_Task description_. Pull out every line below that contains the word "JSON".

_Data in this exercise_.

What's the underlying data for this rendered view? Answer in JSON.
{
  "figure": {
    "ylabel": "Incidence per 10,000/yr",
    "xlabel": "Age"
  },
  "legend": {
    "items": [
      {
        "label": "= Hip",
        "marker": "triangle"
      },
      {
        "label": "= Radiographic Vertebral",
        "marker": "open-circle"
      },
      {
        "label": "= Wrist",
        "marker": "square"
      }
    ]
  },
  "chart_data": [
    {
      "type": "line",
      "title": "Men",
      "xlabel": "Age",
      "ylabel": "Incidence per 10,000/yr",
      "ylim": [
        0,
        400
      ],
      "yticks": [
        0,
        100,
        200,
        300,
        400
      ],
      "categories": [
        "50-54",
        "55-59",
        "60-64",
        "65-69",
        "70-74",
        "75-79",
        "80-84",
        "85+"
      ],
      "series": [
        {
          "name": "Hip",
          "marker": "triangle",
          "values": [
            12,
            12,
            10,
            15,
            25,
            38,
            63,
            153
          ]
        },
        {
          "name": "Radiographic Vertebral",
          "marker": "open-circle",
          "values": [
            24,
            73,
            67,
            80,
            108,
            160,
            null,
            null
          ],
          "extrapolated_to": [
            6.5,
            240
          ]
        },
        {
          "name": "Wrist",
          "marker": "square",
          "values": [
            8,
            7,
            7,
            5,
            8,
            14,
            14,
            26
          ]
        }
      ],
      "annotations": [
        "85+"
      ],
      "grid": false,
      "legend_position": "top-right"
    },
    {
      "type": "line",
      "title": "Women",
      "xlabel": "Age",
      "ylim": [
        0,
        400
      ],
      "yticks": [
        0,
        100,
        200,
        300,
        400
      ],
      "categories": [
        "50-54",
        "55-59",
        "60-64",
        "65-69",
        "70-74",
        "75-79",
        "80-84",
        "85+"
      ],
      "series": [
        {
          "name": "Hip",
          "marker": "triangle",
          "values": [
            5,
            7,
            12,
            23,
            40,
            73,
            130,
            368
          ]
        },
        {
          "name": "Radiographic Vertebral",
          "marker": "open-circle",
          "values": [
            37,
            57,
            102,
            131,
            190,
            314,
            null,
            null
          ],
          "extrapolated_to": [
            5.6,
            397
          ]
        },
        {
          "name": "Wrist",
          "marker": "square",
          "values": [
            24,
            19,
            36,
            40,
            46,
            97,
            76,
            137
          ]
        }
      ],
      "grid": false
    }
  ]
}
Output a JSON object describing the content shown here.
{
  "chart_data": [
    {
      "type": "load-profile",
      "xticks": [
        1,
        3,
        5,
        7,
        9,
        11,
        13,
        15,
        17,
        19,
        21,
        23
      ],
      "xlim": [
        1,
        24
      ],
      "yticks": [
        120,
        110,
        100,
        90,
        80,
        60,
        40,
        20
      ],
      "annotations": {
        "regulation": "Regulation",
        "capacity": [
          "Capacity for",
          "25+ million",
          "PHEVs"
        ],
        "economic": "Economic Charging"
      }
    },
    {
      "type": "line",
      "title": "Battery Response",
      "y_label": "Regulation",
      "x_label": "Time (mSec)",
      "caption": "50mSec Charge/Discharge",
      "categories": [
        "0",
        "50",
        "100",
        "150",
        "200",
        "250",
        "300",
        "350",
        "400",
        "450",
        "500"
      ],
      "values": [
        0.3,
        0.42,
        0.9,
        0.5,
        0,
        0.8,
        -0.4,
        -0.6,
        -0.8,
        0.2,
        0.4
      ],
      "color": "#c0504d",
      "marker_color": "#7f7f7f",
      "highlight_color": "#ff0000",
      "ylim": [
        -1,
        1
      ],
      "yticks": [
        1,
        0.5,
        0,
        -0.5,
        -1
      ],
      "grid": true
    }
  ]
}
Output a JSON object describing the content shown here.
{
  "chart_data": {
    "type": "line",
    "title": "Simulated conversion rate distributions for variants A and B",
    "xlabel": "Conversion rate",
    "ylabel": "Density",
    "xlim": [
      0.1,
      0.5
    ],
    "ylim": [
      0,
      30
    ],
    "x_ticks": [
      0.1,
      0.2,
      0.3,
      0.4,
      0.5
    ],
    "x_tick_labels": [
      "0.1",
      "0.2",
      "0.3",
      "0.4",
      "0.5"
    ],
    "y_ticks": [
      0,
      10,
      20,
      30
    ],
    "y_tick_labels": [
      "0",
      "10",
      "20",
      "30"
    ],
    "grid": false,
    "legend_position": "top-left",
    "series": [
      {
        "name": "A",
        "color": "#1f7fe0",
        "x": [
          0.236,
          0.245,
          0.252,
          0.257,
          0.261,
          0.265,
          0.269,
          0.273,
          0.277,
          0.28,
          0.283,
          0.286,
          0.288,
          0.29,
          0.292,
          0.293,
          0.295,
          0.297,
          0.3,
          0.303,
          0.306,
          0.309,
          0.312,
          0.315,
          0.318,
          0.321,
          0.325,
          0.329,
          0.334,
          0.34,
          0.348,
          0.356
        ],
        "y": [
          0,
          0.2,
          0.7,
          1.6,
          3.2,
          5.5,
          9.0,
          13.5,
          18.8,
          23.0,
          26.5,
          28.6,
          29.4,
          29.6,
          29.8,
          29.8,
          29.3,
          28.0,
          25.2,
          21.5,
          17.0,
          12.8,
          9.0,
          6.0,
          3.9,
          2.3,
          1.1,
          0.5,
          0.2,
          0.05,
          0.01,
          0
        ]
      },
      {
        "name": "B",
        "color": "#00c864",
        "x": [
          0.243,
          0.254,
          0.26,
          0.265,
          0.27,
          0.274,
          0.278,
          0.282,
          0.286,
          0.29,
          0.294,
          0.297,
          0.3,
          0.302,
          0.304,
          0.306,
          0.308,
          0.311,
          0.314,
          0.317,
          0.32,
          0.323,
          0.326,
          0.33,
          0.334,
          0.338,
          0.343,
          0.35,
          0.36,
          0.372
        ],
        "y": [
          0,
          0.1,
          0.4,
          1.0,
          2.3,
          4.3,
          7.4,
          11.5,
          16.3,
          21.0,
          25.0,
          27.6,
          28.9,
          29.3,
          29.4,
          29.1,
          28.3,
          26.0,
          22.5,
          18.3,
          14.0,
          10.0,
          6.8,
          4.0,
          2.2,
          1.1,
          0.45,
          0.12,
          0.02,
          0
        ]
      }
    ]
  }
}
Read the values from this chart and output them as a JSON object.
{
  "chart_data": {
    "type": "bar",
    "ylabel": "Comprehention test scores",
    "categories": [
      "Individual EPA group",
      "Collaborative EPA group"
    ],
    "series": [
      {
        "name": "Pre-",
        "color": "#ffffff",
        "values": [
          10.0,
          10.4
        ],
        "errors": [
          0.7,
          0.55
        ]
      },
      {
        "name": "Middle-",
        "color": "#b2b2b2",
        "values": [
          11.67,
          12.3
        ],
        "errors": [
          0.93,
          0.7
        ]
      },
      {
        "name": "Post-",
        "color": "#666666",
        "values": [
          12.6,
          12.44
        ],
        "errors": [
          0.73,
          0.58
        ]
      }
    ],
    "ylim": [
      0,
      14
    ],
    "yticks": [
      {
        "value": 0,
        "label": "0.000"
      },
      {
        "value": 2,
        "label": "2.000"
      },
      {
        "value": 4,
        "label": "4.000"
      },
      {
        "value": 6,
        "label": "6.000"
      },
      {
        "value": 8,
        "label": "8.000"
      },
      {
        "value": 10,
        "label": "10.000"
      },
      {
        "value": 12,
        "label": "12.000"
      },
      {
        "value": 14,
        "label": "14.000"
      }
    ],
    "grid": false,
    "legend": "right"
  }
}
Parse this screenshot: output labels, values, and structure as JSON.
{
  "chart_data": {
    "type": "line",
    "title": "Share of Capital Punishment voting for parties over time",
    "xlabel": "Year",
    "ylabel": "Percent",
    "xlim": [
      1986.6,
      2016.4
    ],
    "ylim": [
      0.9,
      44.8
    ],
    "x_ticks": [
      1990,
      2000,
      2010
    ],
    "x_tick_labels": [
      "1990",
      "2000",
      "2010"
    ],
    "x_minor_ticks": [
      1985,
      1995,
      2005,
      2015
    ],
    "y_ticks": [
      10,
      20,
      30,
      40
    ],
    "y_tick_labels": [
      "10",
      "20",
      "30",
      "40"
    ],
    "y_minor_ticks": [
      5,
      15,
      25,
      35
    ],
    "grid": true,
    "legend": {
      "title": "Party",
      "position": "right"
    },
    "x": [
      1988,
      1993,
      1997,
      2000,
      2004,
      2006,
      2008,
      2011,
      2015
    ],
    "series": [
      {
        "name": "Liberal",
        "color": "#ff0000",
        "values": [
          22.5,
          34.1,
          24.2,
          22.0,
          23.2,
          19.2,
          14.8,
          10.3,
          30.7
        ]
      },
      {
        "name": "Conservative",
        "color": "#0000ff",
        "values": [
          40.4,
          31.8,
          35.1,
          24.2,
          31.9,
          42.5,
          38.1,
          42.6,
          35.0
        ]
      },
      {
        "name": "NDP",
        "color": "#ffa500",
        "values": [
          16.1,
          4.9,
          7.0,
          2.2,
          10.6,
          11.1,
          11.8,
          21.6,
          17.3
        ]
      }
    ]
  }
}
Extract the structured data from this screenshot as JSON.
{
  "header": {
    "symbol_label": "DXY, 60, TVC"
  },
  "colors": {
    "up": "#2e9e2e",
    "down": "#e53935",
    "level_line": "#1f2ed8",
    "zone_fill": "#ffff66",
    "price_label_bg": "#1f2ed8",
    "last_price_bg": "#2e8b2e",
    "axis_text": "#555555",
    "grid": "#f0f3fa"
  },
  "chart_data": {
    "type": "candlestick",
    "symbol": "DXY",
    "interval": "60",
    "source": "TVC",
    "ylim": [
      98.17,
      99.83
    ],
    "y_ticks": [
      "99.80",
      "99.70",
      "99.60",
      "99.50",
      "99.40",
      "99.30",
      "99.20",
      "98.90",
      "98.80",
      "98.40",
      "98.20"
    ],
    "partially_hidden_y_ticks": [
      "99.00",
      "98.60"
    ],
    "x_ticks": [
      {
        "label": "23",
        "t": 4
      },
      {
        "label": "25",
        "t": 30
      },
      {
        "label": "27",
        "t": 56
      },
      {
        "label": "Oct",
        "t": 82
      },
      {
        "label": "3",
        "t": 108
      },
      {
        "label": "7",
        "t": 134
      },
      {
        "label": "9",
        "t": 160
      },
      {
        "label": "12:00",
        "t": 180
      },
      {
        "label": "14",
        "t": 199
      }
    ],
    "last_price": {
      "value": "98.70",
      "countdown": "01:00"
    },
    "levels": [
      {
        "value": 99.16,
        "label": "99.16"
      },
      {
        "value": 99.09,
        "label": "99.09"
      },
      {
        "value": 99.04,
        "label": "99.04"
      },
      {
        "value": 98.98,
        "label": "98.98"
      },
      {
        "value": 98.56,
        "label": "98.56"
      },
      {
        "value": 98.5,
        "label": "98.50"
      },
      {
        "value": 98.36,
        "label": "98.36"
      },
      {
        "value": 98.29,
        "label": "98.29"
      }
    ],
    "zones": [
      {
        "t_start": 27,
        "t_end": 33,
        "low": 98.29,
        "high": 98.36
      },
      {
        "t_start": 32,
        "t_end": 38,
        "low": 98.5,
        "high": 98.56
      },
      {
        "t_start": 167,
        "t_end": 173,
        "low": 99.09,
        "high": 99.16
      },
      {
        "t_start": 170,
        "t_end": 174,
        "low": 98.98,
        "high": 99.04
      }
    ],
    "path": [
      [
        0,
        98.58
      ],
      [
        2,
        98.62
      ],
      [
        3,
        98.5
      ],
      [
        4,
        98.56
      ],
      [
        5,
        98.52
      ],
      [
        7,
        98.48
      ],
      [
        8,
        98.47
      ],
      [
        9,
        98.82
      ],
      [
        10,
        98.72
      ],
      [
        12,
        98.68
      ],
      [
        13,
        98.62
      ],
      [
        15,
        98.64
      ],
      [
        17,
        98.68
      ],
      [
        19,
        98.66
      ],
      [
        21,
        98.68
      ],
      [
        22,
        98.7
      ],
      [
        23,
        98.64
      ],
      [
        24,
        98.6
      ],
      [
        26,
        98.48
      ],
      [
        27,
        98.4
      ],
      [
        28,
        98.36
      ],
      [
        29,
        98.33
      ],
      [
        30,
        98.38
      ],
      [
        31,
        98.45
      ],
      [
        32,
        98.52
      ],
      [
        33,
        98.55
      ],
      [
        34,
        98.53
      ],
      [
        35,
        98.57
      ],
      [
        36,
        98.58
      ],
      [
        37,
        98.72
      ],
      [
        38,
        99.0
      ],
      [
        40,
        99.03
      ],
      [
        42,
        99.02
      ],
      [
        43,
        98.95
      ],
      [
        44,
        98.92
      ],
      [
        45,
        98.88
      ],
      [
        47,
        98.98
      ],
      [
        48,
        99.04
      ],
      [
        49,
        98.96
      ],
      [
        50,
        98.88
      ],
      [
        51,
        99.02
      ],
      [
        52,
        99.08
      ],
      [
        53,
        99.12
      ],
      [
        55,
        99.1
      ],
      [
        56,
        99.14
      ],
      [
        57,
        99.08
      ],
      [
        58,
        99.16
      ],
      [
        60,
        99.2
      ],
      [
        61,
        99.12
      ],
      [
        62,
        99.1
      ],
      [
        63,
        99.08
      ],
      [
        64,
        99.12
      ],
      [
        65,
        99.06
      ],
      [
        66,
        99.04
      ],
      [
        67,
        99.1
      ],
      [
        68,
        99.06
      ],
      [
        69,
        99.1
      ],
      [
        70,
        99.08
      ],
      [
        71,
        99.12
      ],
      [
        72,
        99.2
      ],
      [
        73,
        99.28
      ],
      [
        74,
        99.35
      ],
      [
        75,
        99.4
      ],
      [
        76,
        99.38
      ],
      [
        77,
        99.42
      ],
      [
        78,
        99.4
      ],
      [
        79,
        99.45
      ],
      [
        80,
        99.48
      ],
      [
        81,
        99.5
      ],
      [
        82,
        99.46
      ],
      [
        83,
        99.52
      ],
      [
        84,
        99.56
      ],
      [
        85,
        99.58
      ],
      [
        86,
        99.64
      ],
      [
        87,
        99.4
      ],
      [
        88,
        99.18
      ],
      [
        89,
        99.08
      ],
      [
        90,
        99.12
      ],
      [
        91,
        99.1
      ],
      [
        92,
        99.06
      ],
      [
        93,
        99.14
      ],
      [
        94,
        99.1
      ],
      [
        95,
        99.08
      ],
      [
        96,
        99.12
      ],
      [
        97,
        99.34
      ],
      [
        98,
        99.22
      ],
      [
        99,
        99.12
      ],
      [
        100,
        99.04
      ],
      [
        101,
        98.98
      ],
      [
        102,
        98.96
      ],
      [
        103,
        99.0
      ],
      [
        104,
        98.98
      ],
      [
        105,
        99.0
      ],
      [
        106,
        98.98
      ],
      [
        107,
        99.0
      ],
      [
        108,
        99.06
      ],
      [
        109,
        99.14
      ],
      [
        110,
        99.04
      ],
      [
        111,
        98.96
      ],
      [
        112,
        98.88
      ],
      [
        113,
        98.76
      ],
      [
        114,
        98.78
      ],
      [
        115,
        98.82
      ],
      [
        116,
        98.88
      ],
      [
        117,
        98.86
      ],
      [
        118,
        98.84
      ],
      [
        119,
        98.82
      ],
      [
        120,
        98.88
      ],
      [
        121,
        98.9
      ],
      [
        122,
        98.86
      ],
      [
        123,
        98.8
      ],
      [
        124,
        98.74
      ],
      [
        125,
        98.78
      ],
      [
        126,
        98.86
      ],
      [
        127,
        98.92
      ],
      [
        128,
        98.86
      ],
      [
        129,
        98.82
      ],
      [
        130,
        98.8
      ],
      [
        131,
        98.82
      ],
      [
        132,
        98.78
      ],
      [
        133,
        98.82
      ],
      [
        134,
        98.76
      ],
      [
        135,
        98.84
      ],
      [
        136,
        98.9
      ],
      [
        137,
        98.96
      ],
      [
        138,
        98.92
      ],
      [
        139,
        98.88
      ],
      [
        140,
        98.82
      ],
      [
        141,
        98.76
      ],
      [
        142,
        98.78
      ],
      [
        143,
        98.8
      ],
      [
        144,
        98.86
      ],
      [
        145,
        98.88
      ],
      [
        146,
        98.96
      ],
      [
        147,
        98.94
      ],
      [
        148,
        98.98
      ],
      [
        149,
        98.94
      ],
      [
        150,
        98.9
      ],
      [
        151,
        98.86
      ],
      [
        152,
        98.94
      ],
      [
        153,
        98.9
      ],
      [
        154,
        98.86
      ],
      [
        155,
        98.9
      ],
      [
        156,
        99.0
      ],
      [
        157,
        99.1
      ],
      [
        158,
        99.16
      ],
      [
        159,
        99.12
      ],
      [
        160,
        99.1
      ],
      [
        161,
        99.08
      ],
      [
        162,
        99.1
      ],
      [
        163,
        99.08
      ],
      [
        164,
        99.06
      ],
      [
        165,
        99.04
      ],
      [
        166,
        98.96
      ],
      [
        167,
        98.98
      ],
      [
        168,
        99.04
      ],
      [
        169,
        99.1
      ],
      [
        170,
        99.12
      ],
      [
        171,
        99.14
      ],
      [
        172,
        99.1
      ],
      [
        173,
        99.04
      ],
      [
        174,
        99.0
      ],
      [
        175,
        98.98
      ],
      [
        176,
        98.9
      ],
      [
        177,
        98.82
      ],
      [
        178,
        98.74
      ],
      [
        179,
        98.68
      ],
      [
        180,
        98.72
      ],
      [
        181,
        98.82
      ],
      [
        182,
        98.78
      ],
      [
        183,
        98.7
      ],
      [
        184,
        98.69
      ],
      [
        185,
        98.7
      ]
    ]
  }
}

_Solution_.
What's the underlying data for this rendered view? Answer in JSON.
Output a JSON object describing the content shown here.
Output a JSON object describing the content shown here.
Read the values from this chart and output them as a JSON object.
Parse this screenshot: output labels, values, and structure as JSON.
Extract the structured data from this screenshot as JSON.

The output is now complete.